### Problem to solve
All entries must be repeated exactly; do not include the pictures.

══ Extracted data

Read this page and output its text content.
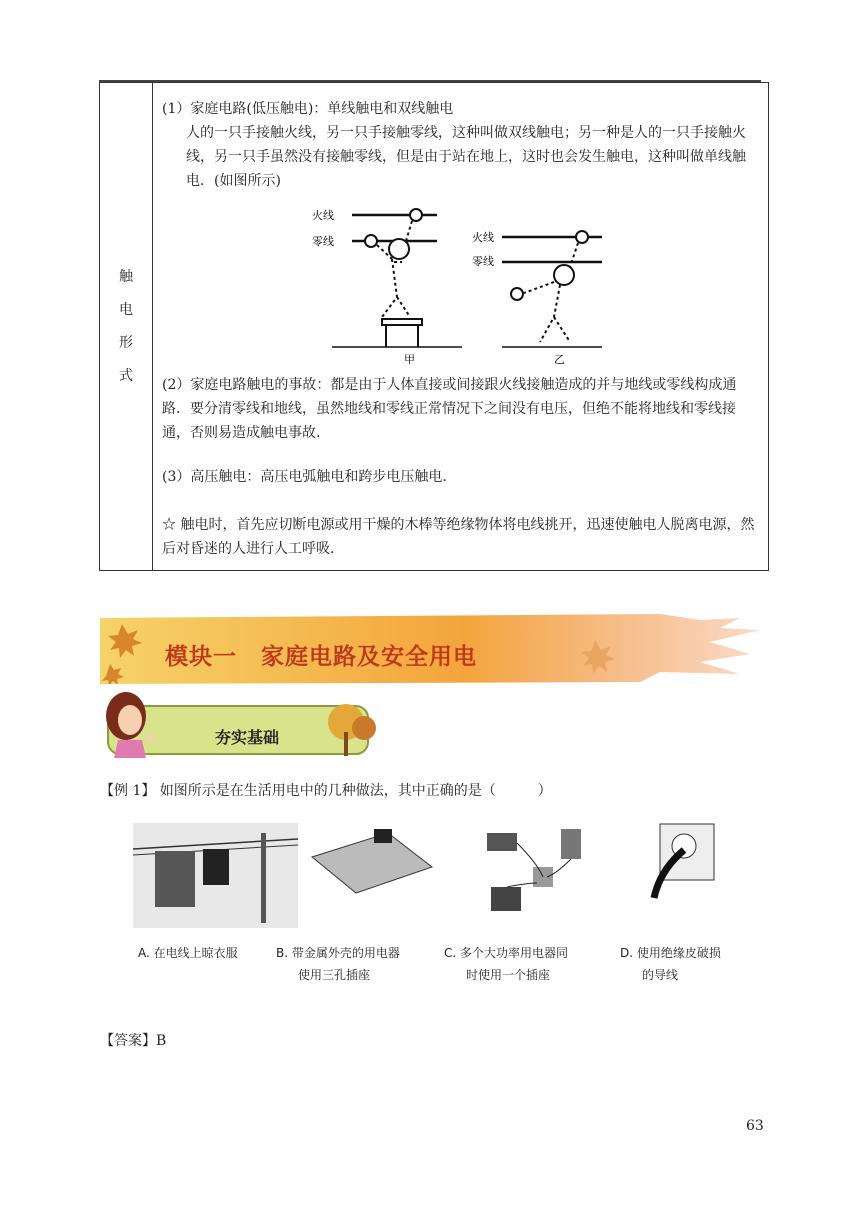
触
电
形
式
(1）家庭电路(低压触电)：单线触电和双线触电
人的一只手接触火线，另一只手接触零线，这种叫做双线触电；另一种是人的一只手接触火线，另一只手虽然没有接触零线，但是由于站在地上，这时也会发生触电，这种叫做单线触电．(如图所示)
火线
零线
甲
火线
零线
乙
(2）家庭电路触电的事故：都是由于人体直接或间接跟火线接触造成的并与地线或零线构成通路．要分清零线和地线，虽然地线和零线正常情况下之间没有电压，但绝不能将地线和零线接通，否则易造成触电事故.
(3）高压触电：高压电弧触电和跨步电压触电.
☆ 触电时，首先应切断电源或用干燥的木棒等绝缘物体将电线挑开，迅速使触电人脱离电源，然后对昏迷的人进行人工呼吸.
模块一　家庭电路及安全用电
夯实基础
【例 1】 如图所示是在生活用电中的几种做法，其中正确的是（　　　）
A. 在电线上晾衣服	B. 带金属外壳的用电器
使用三孔插座
C. 多个大功率用电器同
时使用一个插座
D. 使用绝缘皮破损
的导线
【答案】B
63
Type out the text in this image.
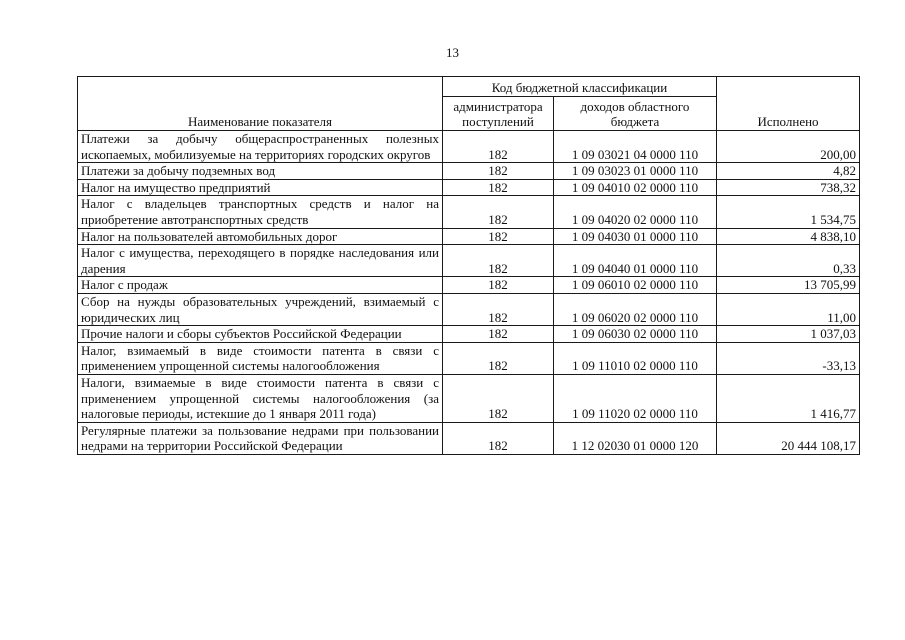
13
Наименование показателя	Код бюджетной классификации		Исполнено
	администратора поступлений	доходов областного бюджета	
Платежи за добычу общераспространенных полезных ископаемых, мобилизуемые на территориях городских округов	182	1 09 03021 04 0000 110	200,00
Платежи за добычу подземных вод	182	1 09 03023 01 0000 110	4,82
Налог на имущество предприятий	182	1 09 04010 02 0000 110	738,32
Налог с владельцев транспортных средств и налог на приобретение автотранспортных средств	182	1 09 04020 02 0000 110	1 534,75
Налог на пользователей автомобильных дорог	182	1 09 04030 01 0000 110	4 838,10
Налог с имущества, переходящего в порядке наследования или дарения	182	1 09 04040 01 0000 110	0,33
Налог с продаж	182	1 09 06010 02 0000 110	13 705,99
Сбор на нужды образовательных учреждений, взимаемый с юридических лиц	182	1 09 06020 02 0000 110	11,00
Прочие налоги и сборы субъектов Российской Федерации	182	1 09 06030 02 0000 110	1 037,03
Налог, взимаемый в виде стоимости патента в связи с применением упрощенной системы налогообложения	182	1 09 11010 02 0000 110	-33,13
Налоги, взимаемые в виде стоимости патента в связи с применением упрощенной системы налогообложения (за налоговые периоды, истекшие до 1 января 2011 года)	182	1 09 11020 02 0000 110	1 416,77
Регулярные платежи за пользование недрами при пользовании недрами на территории Российской Федерации	182	1 12 02030 01 0000 120	20 444 108,17
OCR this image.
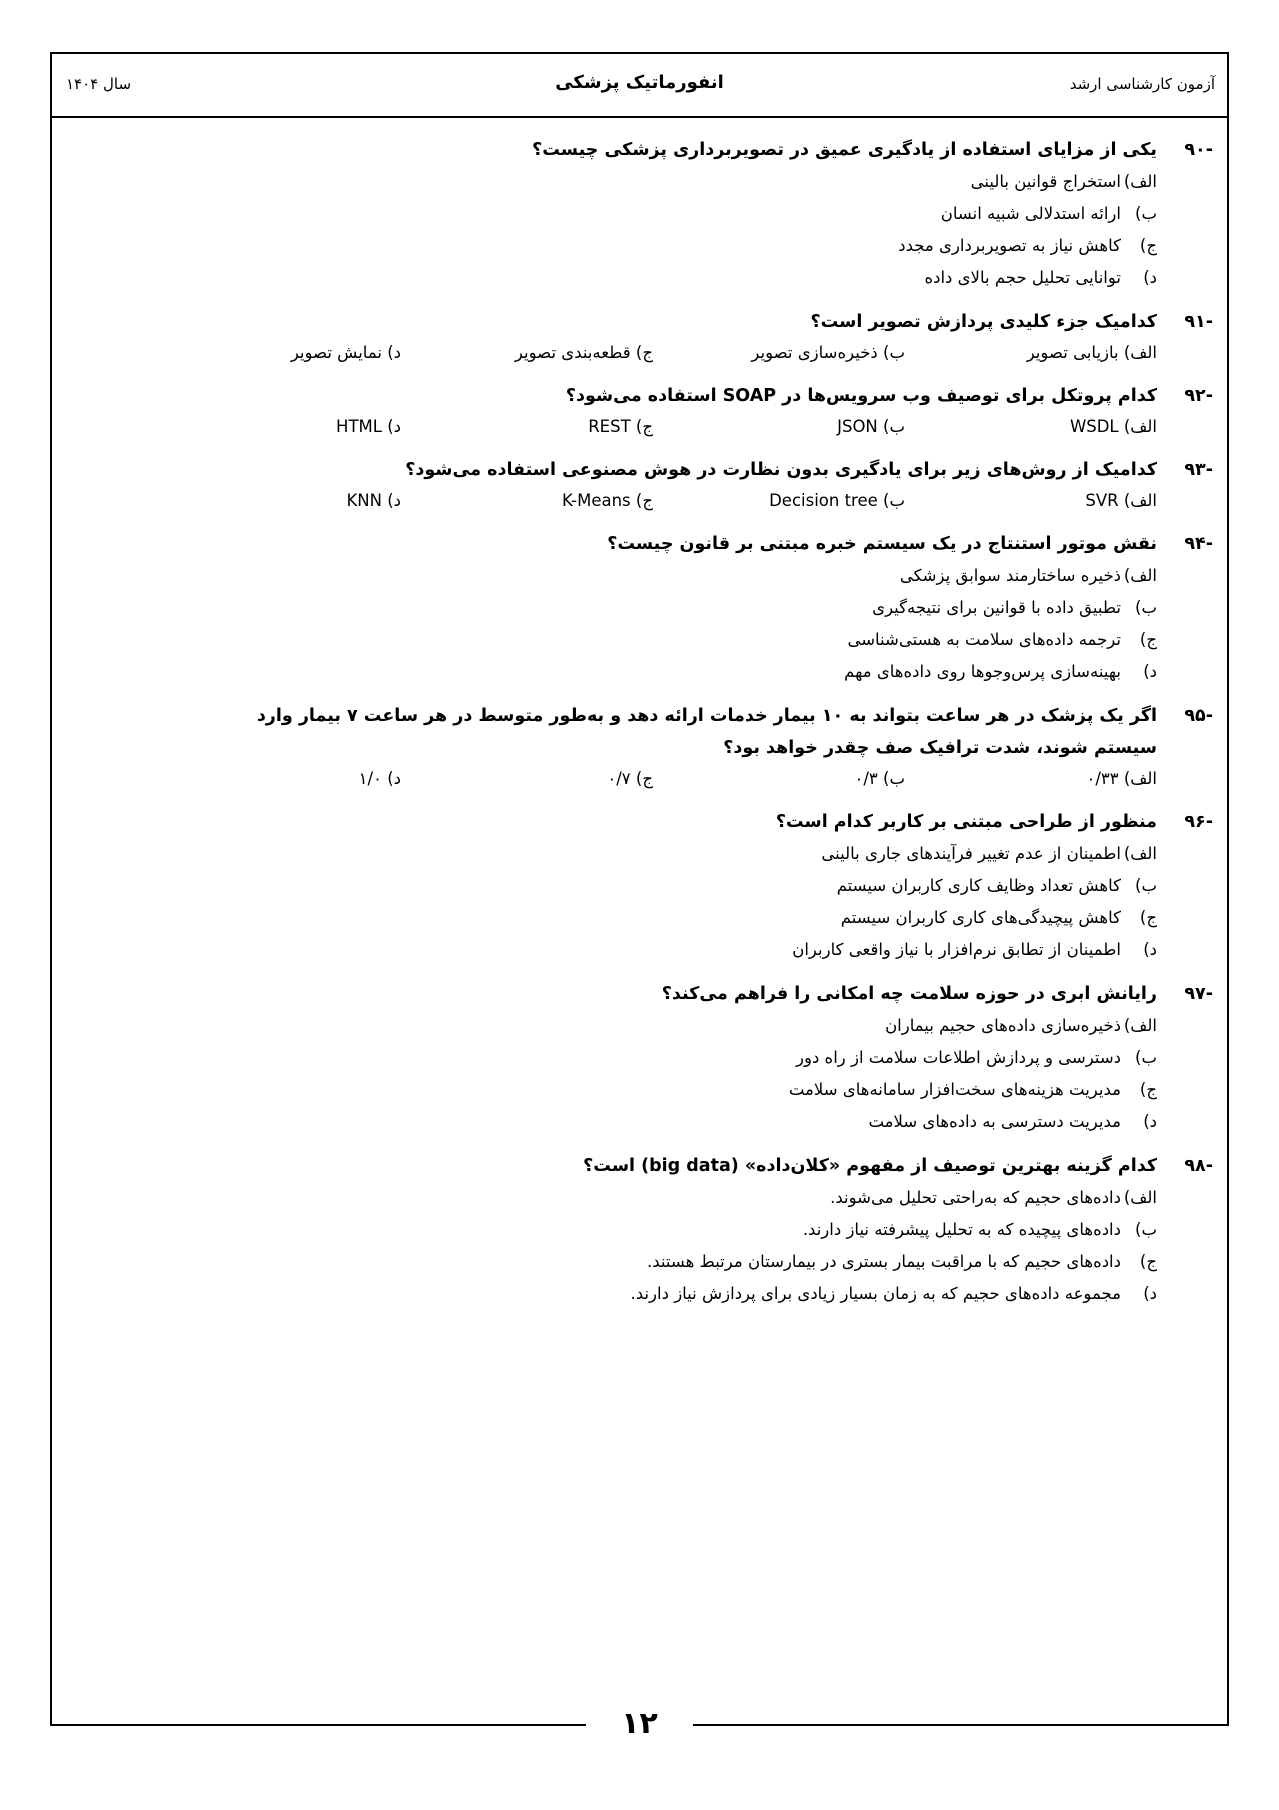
آزمون کارشناسی ارشد
انفورماتیک پزشکی
سال ۱۴۰۴
-۹۰
یکی از مزایای استفاده از یادگیری عمیق در تصویربرداری پزشکی چیست؟
الف)
استخراج قوانین بالینی
ب)
ارائه استدلالی شبیه انسان
ج)
کاهش نیاز به تصویربرداری مجدد
د)
توانایی تحلیل حجم بالای داده
-۹۱
کدامیک جزء کلیدی پردازش تصویر است؟
الف) بازیابی تصویر
ب) ذخیره‌سازی تصویر
ج) قطعه‌بندی تصویر
د) نمایش تصویر
-۹۲
کدام پروتکل برای توصیف وب سرویس‌ها در SOAP استفاده می‌شود؟
الف) WSDL
ب) JSON
ج) REST
د) HTML
-۹۳
کدامیک از روش‌های زیر برای یادگیری بدون نظارت در هوش مصنوعی استفاده می‌شود؟
الف) SVR
ب) Decision tree
ج) K-Means
د) KNN
-۹۴
نقش موتور استنتاج در یک سیستم خبره مبتنی بر قانون چیست؟
الف)
ذخیره ساختارمند سوابق پزشکی
ب)
تطبیق داده با قوانین برای نتیجه‌گیری
ج)
ترجمه داده‌های سلامت به هستی‌شناسی
د)
بهینه‌سازی پرس‌وجوها روی داده‌های مهم
-۹۵
اگر یک پزشک در هر ساعت بتواند به ۱۰ بیمار خدمات ارائه دهد و به‌طور متوسط در هر ساعت ۷ بیمار وارد
سیستم شوند، شدت ترافیک صف چقدر خواهد بود؟
الف) ۰/۳۳
ب) ۰/۳
ج) ۰/۷
د) ۱/۰
-۹۶
منظور از طراحی مبتنی بر کاربر کدام است؟
الف)
اطمینان از عدم تغییر فرآیندهای جاری بالینی
ب)
کاهش تعداد وظایف کاری کاربران سیستم
ج)
کاهش پیچیدگی‌های کاری کاربران سیستم
د)
اطمینان از تطابق نرم‌افزار با نیاز واقعی کاربران
-۹۷
رایانش ابری در حوزه سلامت چه امکانی را فراهم می‌کند؟
الف)
ذخیره‌سازی داده‌های حجیم بیماران
ب)
دسترسی و پردازش اطلاعات سلامت از راه دور
ج)
مدیریت هزینه‌های سخت‌افزار سامانه‌های سلامت
د)
مدیریت دسترسی به داده‌های سلامت
-۹۸
کدام گزینه بهترین توصیف از مفهوم «کلان‌داده» (big data) است؟
الف)
داده‌های حجیم که به‌راحتی تحلیل می‌شوند.
ب)
داده‌های پیچیده که به تحلیل پیشرفته نیاز دارند.
ج)
داده‌های حجیم که با مراقبت بیمار بستری در بیمارستان مرتبط هستند.
د)
مجموعه داده‌های حجیم که به زمان بسیار زیادی برای پردازش نیاز دارند.
۱۲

════

### Solution to this task
Read this page and output its text content.
触
电
形
式
(1）家庭电路(低压触电)：单线触电和双线触电
人的一只手接触火线，另一只手接触零线，这种叫做双线触电；另一种是人的一只手接触火线，另一只手虽然没有接触零线，但是由于站在地上，这时也会发生触电，这种叫做单线触电．(如图所示)
火线
零线
甲
火线
零线
乙
(2）家庭电路触电的事故：都是由于人体直接或间接跟火线接触造成的并与地线或零线构成通路．要分清零线和地线，虽然地线和零线正常情况下之间没有电压，但绝不能将地线和零线接通，否则易造成触电事故.
(3）高压触电：高压电弧触电和跨步电压触电.
☆ 触电时，首先应切断电源或用干燥的木棒等绝缘物体将电线挑开，迅速使触电人脱离电源，然后对昏迷的人进行人工呼吸.
模块一　家庭电路及安全用电
夯实基础
【例 1】 如图所示是在生活用电中的几种做法，其中正确的是（　　　）
A. 在电线上晾衣服	B. 带金属外壳的用电器
使用三孔插座
C. 多个大功率用电器同
时使用一个插座
D. 使用绝缘皮破损
的导线
【答案】B
63
Type out the text in this image.
13
Наименование показателя	Код бюджетной классификации		Исполнено
	администратора поступлений	доходов областного бюджета	
Платежи за добычу общераспространенных полезных ископаемых, мобилизуемые на территориях городских округов	182	1 09 03021 04 0000 110	200,00
Платежи за добычу подземных вод	182	1 09 03023 01 0000 110	4,82
Налог на имущество предприятий	182	1 09 04010 02 0000 110	738,32
Налог с владельцев транспортных средств и налог на приобретение автотранспортных средств	182	1 09 04020 02 0000 110	1 534,75
Налог на пользователей автомобильных дорог	182	1 09 04030 01 0000 110	4 838,10
Налог с имущества, переходящего в порядке наследования или дарения	182	1 09 04040 01 0000 110	0,33
Налог с продаж	182	1 09 06010 02 0000 110	13 705,99
Сбор на нужды образовательных учреждений, взимаемый с юридических лиц	182	1 09 06020 02 0000 110	11,00
Прочие налоги и сборы субъектов Российской Федерации	182	1 09 06030 02 0000 110	1 037,03
Налог, взимаемый в виде стоимости патента в связи с применением упрощенной системы налогообложения	182	1 09 11010 02 0000 110	-33,13
Налоги, взимаемые в виде стоимости патента в связи с применением упрощенной системы налогообложения (за налоговые периоды, истекшие до 1 января 2011 года)	182	1 09 11020 02 0000 110	1 416,77
Регулярные платежи за пользование недрами при пользовании недрами на территории Российской Федерации	182	1 12 02030 01 0000 120	20 444 108,17
OCR this image.
آزمون کارشناسی ارشد
انفورماتیک پزشکی
سال ۱۴۰۴
-۹۰
یکی از مزایای استفاده از یادگیری عمیق در تصویربرداری پزشکی چیست؟
الف)
استخراج قوانین بالینی
ب)
ارائه استدلالی شبیه انسان
ج)
کاهش نیاز به تصویربرداری مجدد
د)
توانایی تحلیل حجم بالای داده
-۹۱
کدامیک جزء کلیدی پردازش تصویر است؟
الف) بازیابی تصویر
ب) ذخیره‌سازی تصویر
ج) قطعه‌بندی تصویر
د) نمایش تصویر
-۹۲
کدام پروتکل برای توصیف وب سرویس‌ها در SOAP استفاده می‌شود؟
الف) WSDL
ب) JSON
ج) REST
د) HTML
-۹۳
کدامیک از روش‌های زیر برای یادگیری بدون نظارت در هوش مصنوعی استفاده می‌شود؟
الف) SVR
ب) Decision tree
ج) K-Means
د) KNN
-۹۴
نقش موتور استنتاج در یک سیستم خبره مبتنی بر قانون چیست؟
الف)
ذخیره ساختارمند سوابق پزشکی
ب)
تطبیق داده با قوانین برای نتیجه‌گیری
ج)
ترجمه داده‌های سلامت به هستی‌شناسی
د)
بهینه‌سازی پرس‌وجوها روی داده‌های مهم
-۹۵
اگر یک پزشک در هر ساعت بتواند به ۱۰ بیمار خدمات ارائه دهد و به‌طور متوسط در هر ساعت ۷ بیمار وارد
سیستم شوند، شدت ترافیک صف چقدر خواهد بود؟
الف) ۰/۳۳
ب) ۰/۳
ج) ۰/۷
د) ۱/۰
-۹۶
منظور از طراحی مبتنی بر کاربر کدام است؟
الف)
اطمینان از عدم تغییر فرآیندهای جاری بالینی
ب)
کاهش تعداد وظایف کاری کاربران سیستم
ج)
کاهش پیچیدگی‌های کاری کاربران سیستم
د)
اطمینان از تطابق نرم‌افزار با نیاز واقعی کاربران
-۹۷
رایانش ابری در حوزه سلامت چه امکانی را فراهم می‌کند؟
الف)
ذخیره‌سازی داده‌های حجیم بیماران
ب)
دسترسی و پردازش اطلاعات سلامت از راه دور
ج)
مدیریت هزینه‌های سخت‌افزار سامانه‌های سلامت
د)
مدیریت دسترسی به داده‌های سلامت
-۹۸
کدام گزینه بهترین توصیف از مفهوم «کلان‌داده» (big data) است؟
الف)
داده‌های حجیم که به‌راحتی تحلیل می‌شوند.
ب)
داده‌های پیچیده که به تحلیل پیشرفته نیاز دارند.
ج)
داده‌های حجیم که با مراقبت بیمار بستری در بیمارستان مرتبط هستند.
د)
مجموعه داده‌های حجیم که به زمان بسیار زیادی برای پردازش نیاز دارند.
۱۲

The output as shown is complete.